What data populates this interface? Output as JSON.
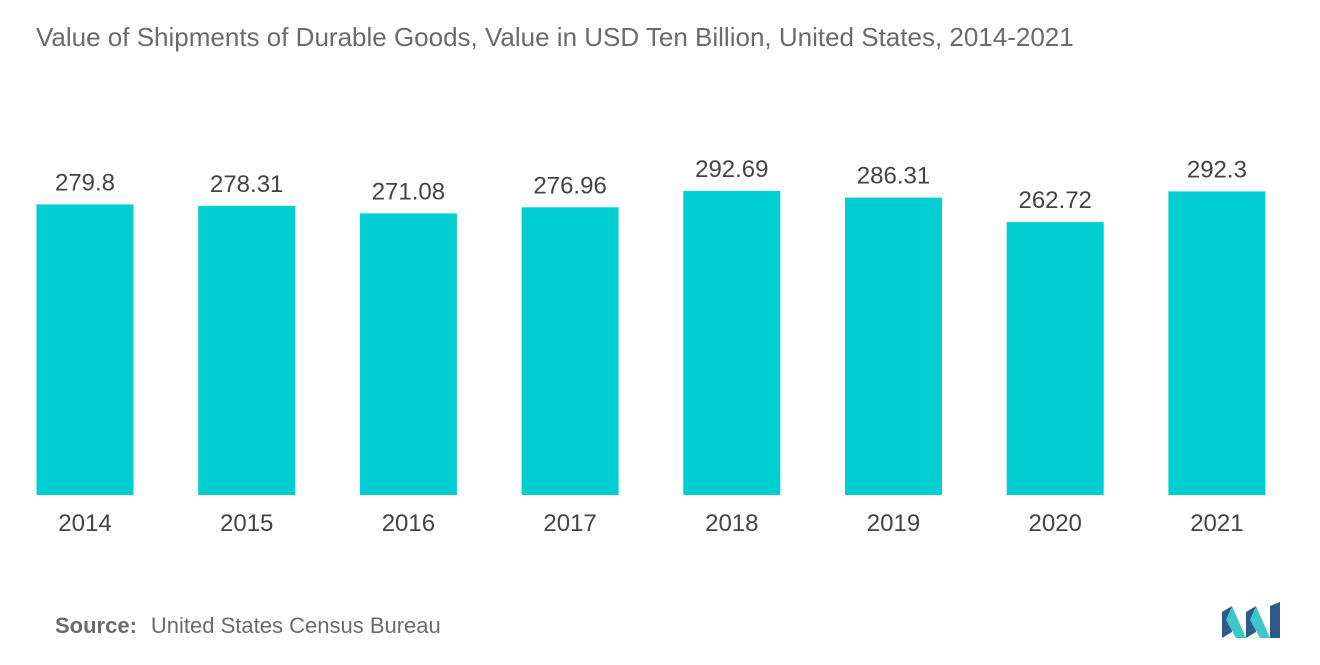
{
  "chart_title": "Value of Shipments of Durable Goods, Value in USD Ten Billion, United States, 2014-2021",
  "source": {
    "label": "Source:",
    "text": "United States Census Bureau"
  },
  "colors": {
    "bar": "#00ced1",
    "text": "#444444",
    "muted": "#6b6b6b",
    "logo_dark": "#2f5b8a",
    "logo_light": "#3ec6c8"
  },
  "logo_icon": "mordor-intelligence-logo-icon",
  "chart_data": {
    "type": "bar",
    "title": "Value of Shipments of Durable Goods, Value in USD Ten Billion, United States, 2014-2021",
    "xlabel": "",
    "ylabel": "",
    "categories": [
      "2014",
      "2015",
      "2016",
      "2017",
      "2018",
      "2019",
      "2020",
      "2021"
    ],
    "values": [
      279.8,
      278.31,
      271.08,
      276.96,
      292.69,
      286.31,
      262.72,
      292.3
    ],
    "value_labels": [
      "279.8",
      "278.31",
      "271.08",
      "276.96",
      "292.69",
      "286.31",
      "262.72",
      "292.3"
    ],
    "ylim": [
      0,
      292.69
    ],
    "grid": false,
    "legend": "none"
  }
}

→ Given instruction: Omit the pictures, then output the rest of the listing exactly.

→ Result:
What data populates this interface? Output as JSON.
{
  "chart_title": "Value of Shipments of Durable Goods, Value in USD Ten Billion, United States, 2014-2021",
  "source": {
    "label": "Source:",
    "text": "United States Census Bureau"
  },
  "colors": {
    "bar": "#00ced1",
    "text": "#444444",
    "muted": "#6b6b6b",
    "logo_dark": "#2f5b8a",
    "logo_light": "#3ec6c8"
  },
  "logo_icon": "mordor-intelligence-logo-icon",
  "chart_data": {
    "type": "bar",
    "title": "Value of Shipments of Durable Goods, Value in USD Ten Billion, United States, 2014-2021",
    "xlabel": "",
    "ylabel": "",
    "categories": [
      "2014",
      "2015",
      "2016",
      "2017",
      "2018",
      "2019",
      "2020",
      "2021"
    ],
    "values": [
      279.8,
      278.31,
      271.08,
      276.96,
      292.69,
      286.31,
      262.72,
      292.3
    ],
    "value_labels": [
      "279.8",
      "278.31",
      "271.08",
      "276.96",
      "292.69",
      "286.31",
      "262.72",
      "292.3"
    ],
    "ylim": [
      0,
      292.69
    ],
    "grid": false,
    "legend": "none"
  }
}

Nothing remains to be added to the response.